Data items:
******************************
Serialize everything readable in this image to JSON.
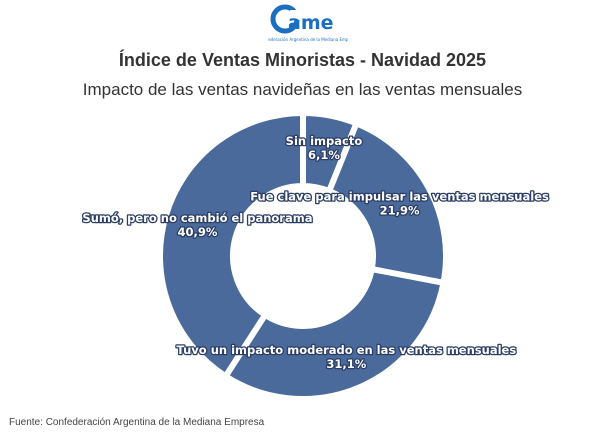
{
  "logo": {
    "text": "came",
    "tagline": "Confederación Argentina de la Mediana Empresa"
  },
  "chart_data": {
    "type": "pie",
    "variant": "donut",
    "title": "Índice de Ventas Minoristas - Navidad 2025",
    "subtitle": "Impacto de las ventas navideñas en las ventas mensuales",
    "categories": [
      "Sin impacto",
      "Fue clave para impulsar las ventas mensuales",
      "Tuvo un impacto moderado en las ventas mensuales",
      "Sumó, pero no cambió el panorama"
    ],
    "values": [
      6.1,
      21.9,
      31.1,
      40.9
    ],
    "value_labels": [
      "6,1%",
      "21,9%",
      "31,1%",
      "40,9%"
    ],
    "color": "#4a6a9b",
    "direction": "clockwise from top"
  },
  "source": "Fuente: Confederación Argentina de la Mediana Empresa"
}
******************************
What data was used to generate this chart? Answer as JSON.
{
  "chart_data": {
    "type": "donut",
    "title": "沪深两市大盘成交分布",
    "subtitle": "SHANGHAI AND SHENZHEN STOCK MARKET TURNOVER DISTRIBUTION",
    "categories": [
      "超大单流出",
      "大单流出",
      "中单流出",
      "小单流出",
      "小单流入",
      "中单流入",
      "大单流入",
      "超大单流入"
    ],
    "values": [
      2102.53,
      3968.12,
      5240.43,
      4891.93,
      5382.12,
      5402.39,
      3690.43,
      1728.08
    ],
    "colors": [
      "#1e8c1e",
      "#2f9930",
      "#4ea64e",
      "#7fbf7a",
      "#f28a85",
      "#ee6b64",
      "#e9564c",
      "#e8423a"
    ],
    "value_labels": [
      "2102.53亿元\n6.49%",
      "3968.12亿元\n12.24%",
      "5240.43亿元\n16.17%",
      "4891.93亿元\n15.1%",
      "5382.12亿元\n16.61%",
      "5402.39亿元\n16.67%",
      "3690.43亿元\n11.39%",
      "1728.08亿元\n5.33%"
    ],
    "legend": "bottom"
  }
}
******************************
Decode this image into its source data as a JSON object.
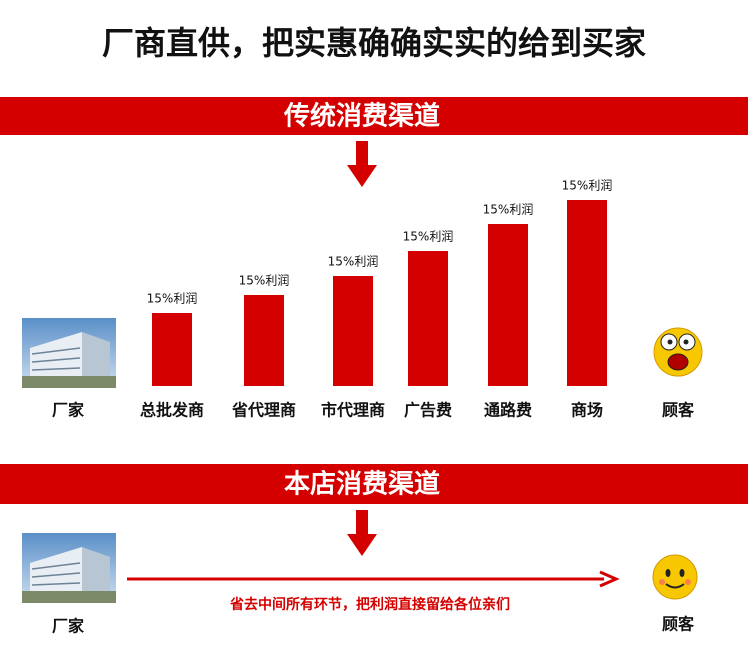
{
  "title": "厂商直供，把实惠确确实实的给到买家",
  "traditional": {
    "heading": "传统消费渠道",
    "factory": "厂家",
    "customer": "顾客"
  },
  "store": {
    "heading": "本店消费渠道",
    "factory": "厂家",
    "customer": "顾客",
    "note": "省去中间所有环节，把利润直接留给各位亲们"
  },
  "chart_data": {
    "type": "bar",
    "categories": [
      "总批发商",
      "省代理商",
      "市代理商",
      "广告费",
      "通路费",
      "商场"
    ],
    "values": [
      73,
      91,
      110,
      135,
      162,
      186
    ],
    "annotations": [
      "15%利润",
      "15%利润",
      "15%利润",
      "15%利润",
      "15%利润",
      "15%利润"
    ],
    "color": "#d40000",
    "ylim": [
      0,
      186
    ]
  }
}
******************************
Task goal: How many of the lines above include the string "Empresa"? Reply with the number by itself.

Result of the exercise: 2